## Problem statement:
Work out the number of lines in the records that include the word "Select"; reply with that number alone.

## Provided data:

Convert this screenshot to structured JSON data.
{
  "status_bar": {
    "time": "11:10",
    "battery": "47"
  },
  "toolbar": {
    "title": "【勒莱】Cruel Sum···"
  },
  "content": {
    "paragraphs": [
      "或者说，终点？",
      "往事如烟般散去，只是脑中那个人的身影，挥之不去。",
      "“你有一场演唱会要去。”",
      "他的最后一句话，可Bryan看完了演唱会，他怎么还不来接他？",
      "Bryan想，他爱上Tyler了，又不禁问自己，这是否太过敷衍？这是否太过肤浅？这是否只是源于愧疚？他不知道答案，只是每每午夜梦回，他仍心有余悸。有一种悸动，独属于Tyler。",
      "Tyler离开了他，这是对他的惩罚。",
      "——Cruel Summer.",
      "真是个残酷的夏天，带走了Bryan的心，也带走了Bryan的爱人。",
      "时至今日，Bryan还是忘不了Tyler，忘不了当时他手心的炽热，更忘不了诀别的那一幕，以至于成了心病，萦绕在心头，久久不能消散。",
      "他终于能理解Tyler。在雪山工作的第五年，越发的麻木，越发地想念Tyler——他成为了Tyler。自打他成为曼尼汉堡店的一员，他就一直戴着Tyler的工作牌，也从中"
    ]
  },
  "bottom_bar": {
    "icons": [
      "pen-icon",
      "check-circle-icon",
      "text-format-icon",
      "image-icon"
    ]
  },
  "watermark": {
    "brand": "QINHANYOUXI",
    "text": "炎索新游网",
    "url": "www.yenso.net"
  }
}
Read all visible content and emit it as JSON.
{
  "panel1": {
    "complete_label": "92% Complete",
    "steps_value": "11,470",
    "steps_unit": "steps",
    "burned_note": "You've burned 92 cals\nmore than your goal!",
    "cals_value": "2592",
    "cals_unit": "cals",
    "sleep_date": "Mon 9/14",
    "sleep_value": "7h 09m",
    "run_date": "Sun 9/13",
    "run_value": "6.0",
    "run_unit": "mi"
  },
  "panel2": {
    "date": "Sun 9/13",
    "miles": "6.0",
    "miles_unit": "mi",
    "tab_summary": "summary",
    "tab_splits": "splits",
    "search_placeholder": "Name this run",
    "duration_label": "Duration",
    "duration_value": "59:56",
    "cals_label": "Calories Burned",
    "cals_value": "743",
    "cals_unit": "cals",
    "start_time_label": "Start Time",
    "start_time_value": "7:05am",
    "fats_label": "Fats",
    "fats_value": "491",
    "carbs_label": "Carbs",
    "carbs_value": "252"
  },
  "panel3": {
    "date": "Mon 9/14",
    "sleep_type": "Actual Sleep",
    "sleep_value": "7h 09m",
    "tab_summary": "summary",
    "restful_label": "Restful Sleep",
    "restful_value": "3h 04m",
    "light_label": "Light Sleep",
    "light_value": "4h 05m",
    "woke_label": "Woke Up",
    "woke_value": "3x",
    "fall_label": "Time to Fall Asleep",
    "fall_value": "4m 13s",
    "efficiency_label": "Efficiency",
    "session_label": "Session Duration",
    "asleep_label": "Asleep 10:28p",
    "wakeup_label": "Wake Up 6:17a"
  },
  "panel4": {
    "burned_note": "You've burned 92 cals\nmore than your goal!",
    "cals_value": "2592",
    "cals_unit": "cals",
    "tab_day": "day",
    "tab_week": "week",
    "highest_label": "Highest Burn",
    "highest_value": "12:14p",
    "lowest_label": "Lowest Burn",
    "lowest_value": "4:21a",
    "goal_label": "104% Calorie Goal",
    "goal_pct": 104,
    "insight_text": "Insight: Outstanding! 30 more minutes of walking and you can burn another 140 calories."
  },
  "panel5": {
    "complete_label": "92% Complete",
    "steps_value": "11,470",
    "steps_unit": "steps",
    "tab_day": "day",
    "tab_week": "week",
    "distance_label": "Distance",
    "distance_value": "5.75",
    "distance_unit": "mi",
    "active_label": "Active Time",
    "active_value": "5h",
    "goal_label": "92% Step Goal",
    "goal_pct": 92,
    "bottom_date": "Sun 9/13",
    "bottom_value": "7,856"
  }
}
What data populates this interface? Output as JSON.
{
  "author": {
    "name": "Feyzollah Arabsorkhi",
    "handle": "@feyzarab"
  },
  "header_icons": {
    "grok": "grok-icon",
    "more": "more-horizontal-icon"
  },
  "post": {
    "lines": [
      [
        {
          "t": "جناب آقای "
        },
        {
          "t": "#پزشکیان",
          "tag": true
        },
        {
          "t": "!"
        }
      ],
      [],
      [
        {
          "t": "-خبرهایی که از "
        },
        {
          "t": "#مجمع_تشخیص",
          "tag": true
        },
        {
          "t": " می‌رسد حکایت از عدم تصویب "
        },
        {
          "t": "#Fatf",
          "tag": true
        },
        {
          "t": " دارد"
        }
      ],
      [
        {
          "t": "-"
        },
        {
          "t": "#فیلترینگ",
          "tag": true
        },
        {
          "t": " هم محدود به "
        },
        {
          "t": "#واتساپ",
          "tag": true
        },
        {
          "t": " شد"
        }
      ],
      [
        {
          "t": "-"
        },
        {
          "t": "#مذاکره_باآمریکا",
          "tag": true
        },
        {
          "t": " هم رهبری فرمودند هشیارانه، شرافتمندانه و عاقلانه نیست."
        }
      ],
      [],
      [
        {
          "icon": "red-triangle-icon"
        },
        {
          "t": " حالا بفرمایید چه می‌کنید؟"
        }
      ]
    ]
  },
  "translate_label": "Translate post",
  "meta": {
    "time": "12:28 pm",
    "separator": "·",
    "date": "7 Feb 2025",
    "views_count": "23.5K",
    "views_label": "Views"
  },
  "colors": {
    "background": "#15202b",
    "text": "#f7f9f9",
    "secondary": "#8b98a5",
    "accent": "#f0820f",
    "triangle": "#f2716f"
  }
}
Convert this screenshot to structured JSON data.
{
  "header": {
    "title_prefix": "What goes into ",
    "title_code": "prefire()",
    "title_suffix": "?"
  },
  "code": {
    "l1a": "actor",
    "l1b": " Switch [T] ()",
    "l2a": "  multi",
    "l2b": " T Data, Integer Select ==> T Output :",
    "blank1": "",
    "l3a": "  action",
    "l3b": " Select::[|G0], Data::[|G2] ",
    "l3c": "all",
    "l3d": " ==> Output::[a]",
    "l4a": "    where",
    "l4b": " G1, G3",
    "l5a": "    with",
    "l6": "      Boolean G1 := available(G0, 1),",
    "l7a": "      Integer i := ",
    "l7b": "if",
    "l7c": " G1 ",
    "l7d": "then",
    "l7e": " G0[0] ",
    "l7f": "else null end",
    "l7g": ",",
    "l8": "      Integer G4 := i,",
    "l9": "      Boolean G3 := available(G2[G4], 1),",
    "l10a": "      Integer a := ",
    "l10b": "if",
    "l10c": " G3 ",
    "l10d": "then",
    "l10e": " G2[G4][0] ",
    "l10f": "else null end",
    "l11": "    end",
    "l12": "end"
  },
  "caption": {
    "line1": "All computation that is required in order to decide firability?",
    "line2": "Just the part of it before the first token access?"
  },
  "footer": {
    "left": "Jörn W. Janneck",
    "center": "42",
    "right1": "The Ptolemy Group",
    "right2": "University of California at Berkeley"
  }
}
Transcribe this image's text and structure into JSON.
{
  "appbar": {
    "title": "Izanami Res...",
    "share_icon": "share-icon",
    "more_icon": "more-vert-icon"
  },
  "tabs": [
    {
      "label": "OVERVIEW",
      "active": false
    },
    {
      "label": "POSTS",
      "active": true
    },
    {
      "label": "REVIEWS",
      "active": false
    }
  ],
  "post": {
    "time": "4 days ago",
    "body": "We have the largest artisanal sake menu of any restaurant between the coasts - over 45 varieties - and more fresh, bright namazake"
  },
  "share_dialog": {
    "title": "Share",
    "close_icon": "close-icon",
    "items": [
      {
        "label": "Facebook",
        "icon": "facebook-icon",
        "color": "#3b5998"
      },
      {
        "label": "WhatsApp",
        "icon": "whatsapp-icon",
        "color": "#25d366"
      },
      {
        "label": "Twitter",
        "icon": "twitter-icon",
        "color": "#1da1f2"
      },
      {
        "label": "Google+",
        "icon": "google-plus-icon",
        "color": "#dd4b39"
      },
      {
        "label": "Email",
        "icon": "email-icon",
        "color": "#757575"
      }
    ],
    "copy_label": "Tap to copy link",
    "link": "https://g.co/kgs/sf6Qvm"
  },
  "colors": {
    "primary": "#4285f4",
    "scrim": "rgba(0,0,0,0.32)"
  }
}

## Full solution:
2